- **Brief**:
Where a line in the listing below contains the word "Polen", copy that line.

═════ Available records ═════

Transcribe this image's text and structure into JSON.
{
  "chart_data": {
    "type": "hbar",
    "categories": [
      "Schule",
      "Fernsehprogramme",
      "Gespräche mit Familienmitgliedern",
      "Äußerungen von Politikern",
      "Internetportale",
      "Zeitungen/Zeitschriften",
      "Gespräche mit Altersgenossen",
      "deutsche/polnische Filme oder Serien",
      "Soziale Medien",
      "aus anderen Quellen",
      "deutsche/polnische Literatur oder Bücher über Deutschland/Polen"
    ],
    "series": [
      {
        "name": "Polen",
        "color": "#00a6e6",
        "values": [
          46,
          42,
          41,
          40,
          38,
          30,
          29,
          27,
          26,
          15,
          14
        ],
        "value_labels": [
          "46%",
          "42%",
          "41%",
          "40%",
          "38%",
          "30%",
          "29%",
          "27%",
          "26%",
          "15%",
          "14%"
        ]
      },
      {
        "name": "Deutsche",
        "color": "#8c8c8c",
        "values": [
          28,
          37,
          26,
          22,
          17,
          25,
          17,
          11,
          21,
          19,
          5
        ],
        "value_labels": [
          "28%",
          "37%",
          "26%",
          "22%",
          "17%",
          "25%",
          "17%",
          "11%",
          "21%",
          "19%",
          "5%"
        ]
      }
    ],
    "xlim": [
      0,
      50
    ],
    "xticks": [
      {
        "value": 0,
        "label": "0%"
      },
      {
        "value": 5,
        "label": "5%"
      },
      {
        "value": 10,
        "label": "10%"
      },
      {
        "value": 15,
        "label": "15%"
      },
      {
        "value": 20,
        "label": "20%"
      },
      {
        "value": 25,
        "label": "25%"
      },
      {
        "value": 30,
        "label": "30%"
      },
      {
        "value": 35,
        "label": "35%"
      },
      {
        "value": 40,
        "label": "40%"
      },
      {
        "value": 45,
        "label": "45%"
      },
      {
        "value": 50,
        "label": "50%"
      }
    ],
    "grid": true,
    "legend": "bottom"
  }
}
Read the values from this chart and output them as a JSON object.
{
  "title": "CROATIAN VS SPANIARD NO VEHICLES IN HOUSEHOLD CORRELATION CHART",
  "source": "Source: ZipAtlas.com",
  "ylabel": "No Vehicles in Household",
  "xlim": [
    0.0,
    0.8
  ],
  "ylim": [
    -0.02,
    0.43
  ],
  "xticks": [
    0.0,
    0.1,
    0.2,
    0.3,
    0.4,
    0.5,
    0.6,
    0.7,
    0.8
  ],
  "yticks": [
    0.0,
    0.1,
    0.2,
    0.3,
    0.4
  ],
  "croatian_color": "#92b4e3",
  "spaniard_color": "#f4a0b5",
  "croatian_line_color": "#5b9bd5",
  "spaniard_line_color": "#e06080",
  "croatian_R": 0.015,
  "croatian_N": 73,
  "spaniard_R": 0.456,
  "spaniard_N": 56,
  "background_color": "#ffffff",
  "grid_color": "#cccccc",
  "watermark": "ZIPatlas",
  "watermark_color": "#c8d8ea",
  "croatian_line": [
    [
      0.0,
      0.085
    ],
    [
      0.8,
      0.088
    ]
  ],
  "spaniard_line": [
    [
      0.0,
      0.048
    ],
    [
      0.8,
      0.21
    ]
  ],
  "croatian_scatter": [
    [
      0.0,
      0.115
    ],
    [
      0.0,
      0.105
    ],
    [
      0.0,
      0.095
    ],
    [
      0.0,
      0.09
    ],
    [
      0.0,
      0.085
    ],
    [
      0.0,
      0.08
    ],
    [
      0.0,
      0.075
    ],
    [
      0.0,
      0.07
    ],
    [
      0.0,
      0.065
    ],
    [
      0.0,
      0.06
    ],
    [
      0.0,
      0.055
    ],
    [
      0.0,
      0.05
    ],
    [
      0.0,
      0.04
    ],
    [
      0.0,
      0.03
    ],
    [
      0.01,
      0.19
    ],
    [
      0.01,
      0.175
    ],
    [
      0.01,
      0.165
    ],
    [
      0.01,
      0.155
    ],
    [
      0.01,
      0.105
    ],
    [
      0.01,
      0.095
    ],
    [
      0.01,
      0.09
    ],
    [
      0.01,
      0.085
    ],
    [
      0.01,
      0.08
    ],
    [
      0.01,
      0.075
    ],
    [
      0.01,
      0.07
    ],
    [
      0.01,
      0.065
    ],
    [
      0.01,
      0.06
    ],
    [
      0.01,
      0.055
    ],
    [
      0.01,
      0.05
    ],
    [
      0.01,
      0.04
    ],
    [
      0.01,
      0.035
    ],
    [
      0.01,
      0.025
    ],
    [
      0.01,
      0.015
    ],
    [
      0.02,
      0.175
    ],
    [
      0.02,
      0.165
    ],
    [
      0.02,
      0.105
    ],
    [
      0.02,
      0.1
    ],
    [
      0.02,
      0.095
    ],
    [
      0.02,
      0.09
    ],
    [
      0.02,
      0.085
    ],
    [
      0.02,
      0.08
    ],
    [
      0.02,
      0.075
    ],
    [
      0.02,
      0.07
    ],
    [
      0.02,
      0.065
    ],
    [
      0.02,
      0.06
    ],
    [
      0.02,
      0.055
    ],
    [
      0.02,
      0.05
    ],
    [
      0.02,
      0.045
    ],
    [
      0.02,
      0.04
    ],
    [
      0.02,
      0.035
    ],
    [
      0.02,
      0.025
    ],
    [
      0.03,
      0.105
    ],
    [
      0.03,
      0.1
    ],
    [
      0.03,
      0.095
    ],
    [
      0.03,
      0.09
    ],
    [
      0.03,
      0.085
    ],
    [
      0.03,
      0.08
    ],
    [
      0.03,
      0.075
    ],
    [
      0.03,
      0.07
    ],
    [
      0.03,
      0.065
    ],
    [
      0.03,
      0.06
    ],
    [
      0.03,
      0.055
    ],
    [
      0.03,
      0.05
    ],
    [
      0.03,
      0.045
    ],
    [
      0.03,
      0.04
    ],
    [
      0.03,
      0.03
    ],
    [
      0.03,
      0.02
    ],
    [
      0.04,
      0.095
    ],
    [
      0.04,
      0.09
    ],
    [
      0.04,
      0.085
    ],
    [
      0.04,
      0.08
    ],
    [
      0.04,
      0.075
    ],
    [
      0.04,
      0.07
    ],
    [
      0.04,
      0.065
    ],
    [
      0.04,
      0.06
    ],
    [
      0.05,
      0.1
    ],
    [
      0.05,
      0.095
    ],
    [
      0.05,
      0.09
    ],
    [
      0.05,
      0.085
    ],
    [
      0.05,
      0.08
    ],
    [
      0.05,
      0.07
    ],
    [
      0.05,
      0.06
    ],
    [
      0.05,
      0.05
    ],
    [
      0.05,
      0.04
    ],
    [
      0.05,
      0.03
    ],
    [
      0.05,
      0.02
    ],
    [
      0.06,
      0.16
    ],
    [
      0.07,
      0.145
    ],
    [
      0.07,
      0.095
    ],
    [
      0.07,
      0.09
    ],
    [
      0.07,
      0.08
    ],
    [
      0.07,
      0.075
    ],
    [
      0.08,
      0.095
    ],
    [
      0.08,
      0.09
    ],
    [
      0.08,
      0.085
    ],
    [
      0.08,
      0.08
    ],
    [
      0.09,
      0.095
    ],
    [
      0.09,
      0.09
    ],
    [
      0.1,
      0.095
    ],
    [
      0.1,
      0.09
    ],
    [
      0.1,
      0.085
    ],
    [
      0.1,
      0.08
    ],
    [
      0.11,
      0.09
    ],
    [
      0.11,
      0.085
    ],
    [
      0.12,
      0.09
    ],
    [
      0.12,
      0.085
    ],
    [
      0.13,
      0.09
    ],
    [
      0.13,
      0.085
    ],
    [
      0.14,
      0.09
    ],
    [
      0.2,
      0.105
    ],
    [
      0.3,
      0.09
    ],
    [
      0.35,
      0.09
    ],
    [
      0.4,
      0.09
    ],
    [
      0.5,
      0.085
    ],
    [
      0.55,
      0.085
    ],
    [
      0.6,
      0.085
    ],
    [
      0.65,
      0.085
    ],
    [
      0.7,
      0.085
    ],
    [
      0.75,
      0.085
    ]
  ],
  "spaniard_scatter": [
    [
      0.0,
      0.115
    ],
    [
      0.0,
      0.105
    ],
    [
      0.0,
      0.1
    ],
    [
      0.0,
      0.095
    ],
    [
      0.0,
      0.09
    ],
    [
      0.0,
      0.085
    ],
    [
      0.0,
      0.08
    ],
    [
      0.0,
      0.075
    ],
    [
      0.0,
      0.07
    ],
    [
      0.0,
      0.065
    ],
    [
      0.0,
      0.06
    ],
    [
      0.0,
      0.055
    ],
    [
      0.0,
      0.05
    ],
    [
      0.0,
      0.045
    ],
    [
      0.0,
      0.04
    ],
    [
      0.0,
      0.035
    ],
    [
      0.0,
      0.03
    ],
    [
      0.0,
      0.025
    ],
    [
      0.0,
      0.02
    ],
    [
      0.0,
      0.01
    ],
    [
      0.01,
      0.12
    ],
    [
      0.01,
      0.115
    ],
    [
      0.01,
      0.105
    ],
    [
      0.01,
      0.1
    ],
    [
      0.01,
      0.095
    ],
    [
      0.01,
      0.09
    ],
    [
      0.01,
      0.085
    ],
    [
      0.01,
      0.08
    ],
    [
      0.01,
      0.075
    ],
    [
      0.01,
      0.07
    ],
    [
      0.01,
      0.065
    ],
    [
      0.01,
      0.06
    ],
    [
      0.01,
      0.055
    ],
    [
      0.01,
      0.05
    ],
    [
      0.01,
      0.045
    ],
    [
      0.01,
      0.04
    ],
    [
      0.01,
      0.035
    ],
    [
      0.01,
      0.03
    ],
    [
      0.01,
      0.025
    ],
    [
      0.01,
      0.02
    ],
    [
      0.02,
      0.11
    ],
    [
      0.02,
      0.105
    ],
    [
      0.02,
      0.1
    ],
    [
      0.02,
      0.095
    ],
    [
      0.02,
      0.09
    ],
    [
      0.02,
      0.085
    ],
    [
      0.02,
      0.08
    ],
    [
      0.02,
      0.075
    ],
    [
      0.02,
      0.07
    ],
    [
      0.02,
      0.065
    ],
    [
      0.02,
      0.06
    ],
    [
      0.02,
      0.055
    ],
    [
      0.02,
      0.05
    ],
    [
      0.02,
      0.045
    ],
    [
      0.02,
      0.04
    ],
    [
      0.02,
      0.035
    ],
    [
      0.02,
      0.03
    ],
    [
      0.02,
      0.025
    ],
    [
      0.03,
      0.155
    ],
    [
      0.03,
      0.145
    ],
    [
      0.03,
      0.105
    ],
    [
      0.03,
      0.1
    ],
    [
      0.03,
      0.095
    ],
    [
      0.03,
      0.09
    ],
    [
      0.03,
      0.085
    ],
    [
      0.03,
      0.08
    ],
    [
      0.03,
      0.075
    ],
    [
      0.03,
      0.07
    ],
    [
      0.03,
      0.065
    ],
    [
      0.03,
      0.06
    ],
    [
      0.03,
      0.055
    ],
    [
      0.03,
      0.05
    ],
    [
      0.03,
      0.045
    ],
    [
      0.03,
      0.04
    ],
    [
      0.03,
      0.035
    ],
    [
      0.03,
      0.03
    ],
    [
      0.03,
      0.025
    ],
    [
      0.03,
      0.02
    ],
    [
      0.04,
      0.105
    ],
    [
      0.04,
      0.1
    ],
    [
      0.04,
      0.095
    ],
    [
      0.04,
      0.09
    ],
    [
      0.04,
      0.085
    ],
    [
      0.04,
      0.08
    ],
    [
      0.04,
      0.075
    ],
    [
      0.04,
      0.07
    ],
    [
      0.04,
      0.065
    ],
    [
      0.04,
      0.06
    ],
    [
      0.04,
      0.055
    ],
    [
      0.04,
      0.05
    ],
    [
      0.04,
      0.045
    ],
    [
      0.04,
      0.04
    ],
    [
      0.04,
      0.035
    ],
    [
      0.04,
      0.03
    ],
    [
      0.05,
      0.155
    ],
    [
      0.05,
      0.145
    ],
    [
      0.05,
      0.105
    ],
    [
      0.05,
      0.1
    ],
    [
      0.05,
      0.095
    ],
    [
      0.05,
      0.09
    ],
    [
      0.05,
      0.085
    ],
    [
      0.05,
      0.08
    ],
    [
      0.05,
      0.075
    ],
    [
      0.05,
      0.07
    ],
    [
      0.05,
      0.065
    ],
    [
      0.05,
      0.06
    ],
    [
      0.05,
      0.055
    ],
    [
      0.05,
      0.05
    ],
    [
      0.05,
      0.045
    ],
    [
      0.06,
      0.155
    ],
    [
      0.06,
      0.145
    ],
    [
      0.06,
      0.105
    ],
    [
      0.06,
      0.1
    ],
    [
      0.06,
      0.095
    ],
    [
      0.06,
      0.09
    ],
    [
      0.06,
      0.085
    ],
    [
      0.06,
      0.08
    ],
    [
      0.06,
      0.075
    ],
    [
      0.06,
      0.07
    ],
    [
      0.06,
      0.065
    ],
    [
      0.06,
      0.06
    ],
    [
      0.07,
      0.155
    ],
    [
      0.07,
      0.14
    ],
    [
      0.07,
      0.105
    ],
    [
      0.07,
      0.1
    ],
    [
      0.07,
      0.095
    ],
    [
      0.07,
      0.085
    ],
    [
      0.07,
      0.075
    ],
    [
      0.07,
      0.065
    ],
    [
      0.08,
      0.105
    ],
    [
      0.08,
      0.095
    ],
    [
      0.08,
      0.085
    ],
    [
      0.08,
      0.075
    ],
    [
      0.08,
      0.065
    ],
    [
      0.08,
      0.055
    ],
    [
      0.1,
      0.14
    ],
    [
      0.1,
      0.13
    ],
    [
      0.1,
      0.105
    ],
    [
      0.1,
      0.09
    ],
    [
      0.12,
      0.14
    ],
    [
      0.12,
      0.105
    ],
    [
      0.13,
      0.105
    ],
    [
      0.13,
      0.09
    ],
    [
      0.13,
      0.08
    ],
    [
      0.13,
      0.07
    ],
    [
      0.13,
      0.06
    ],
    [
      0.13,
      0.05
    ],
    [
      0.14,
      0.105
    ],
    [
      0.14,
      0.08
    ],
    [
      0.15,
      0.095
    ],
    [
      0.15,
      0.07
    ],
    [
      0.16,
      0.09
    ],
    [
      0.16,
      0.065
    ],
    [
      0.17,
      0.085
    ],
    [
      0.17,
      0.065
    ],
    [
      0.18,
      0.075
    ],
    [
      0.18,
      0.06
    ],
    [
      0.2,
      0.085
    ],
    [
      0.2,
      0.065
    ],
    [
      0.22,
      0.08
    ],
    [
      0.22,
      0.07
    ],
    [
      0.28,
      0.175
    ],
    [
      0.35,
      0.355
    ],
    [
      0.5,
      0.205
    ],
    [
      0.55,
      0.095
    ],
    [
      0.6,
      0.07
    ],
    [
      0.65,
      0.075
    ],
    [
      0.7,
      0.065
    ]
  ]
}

═════

- **Exercise response**:
      "deutsche/polnische Literatur oder Bücher über Deutschland/Polen"
        "name": "Polen",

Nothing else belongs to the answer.